### LISTED ENTRIES
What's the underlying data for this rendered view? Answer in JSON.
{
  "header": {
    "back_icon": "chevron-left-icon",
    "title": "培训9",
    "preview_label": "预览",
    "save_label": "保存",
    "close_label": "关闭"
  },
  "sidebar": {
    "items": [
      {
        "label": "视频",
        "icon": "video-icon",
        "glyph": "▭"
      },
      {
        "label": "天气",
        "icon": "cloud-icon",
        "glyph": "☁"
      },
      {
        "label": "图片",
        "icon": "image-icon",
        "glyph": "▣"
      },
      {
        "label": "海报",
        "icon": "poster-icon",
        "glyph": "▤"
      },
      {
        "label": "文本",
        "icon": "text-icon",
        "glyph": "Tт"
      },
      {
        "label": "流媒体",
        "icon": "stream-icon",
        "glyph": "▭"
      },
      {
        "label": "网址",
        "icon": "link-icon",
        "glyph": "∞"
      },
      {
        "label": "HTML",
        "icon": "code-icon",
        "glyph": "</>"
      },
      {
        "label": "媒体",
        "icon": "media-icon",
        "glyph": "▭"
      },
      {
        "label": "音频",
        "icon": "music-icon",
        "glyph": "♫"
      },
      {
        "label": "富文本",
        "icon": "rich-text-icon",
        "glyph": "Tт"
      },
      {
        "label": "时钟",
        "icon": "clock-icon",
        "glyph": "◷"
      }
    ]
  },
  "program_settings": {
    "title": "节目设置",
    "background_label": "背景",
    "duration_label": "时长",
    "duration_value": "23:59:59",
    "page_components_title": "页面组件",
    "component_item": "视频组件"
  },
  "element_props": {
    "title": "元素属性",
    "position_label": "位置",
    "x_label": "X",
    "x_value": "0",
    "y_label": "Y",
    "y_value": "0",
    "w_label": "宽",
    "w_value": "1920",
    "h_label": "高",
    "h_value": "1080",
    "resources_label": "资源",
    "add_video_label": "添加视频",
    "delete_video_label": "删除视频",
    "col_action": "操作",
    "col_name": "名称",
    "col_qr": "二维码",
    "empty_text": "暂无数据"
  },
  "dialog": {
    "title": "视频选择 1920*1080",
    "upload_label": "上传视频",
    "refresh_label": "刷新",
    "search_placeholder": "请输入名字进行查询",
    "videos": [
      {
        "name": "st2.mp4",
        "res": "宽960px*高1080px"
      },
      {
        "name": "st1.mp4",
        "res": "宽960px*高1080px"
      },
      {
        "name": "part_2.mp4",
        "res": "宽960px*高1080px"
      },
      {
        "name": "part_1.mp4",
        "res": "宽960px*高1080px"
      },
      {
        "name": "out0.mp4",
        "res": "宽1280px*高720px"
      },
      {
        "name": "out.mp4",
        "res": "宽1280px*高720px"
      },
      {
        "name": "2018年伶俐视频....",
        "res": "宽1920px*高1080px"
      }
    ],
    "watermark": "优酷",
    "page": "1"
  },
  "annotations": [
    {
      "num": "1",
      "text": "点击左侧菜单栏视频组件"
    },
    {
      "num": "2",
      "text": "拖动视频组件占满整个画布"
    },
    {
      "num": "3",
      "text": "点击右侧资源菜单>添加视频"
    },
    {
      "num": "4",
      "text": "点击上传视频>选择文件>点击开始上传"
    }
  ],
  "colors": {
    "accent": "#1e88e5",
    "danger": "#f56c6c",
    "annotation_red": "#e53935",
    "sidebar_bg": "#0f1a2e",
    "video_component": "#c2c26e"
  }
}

### EXERCISE DIRECTIONS
Give the listing above again, word for word.

### WRITTEN SOLUTION
What's the underlying data for this rendered view? Answer in JSON.
{
  "header": {
    "back_icon": "chevron-left-icon",
    "title": "培训9",
    "preview_label": "预览",
    "save_label": "保存",
    "close_label": "关闭"
  },
  "sidebar": {
    "items": [
      {
        "label": "视频",
        "icon": "video-icon",
        "glyph": "▭"
      },
      {
        "label": "天气",
        "icon": "cloud-icon",
        "glyph": "☁"
      },
      {
        "label": "图片",
        "icon": "image-icon",
        "glyph": "▣"
      },
      {
        "label": "海报",
        "icon": "poster-icon",
        "glyph": "▤"
      },
      {
        "label": "文本",
        "icon": "text-icon",
        "glyph": "Tт"
      },
      {
        "label": "流媒体",
        "icon": "stream-icon",
        "glyph": "▭"
      },
      {
        "label": "网址",
        "icon": "link-icon",
        "glyph": "∞"
      },
      {
        "label": "HTML",
        "icon": "code-icon",
        "glyph": "</>"
      },
      {
        "label": "媒体",
        "icon": "media-icon",
        "glyph": "▭"
      },
      {
        "label": "音频",
        "icon": "music-icon",
        "glyph": "♫"
      },
      {
        "label": "富文本",
        "icon": "rich-text-icon",
        "glyph": "Tт"
      },
      {
        "label": "时钟",
        "icon": "clock-icon",
        "glyph": "◷"
      }
    ]
  },
  "program_settings": {
    "title": "节目设置",
    "background_label": "背景",
    "duration_label": "时长",
    "duration_value": "23:59:59",
    "page_components_title": "页面组件",
    "component_item": "视频组件"
  },
  "element_props": {
    "title": "元素属性",
    "position_label": "位置",
    "x_label": "X",
    "x_value": "0",
    "y_label": "Y",
    "y_value": "0",
    "w_label": "宽",
    "w_value": "1920",
    "h_label": "高",
    "h_value": "1080",
    "resources_label": "资源",
    "add_video_label": "添加视频",
    "delete_video_label": "删除视频",
    "col_action": "操作",
    "col_name": "名称",
    "col_qr": "二维码",
    "empty_text": "暂无数据"
  },
  "dialog": {
    "title": "视频选择 1920*1080",
    "upload_label": "上传视频",
    "refresh_label": "刷新",
    "search_placeholder": "请输入名字进行查询",
    "videos": [
      {
        "name": "st2.mp4",
        "res": "宽960px*高1080px"
      },
      {
        "name": "st1.mp4",
        "res": "宽960px*高1080px"
      },
      {
        "name": "part_2.mp4",
        "res": "宽960px*高1080px"
      },
      {
        "name": "part_1.mp4",
        "res": "宽960px*高1080px"
      },
      {
        "name": "out0.mp4",
        "res": "宽1280px*高720px"
      },
      {
        "name": "out.mp4",
        "res": "宽1280px*高720px"
      },
      {
        "name": "2018年伶俐视频....",
        "res": "宽1920px*高1080px"
      }
    ],
    "watermark": "优酷",
    "page": "1"
  },
  "annotations": [
    {
      "num": "1",
      "text": "点击左侧菜单栏视频组件"
    },
    {
      "num": "2",
      "text": "拖动视频组件占满整个画布"
    },
    {
      "num": "3",
      "text": "点击右侧资源菜单>添加视频"
    },
    {
      "num": "4",
      "text": "点击上传视频>选择文件>点击开始上传"
    }
  ],
  "colors": {
    "accent": "#1e88e5",
    "danger": "#f56c6c",
    "annotation_red": "#e53935",
    "sidebar_bg": "#0f1a2e",
    "video_component": "#c2c26e"
  }
}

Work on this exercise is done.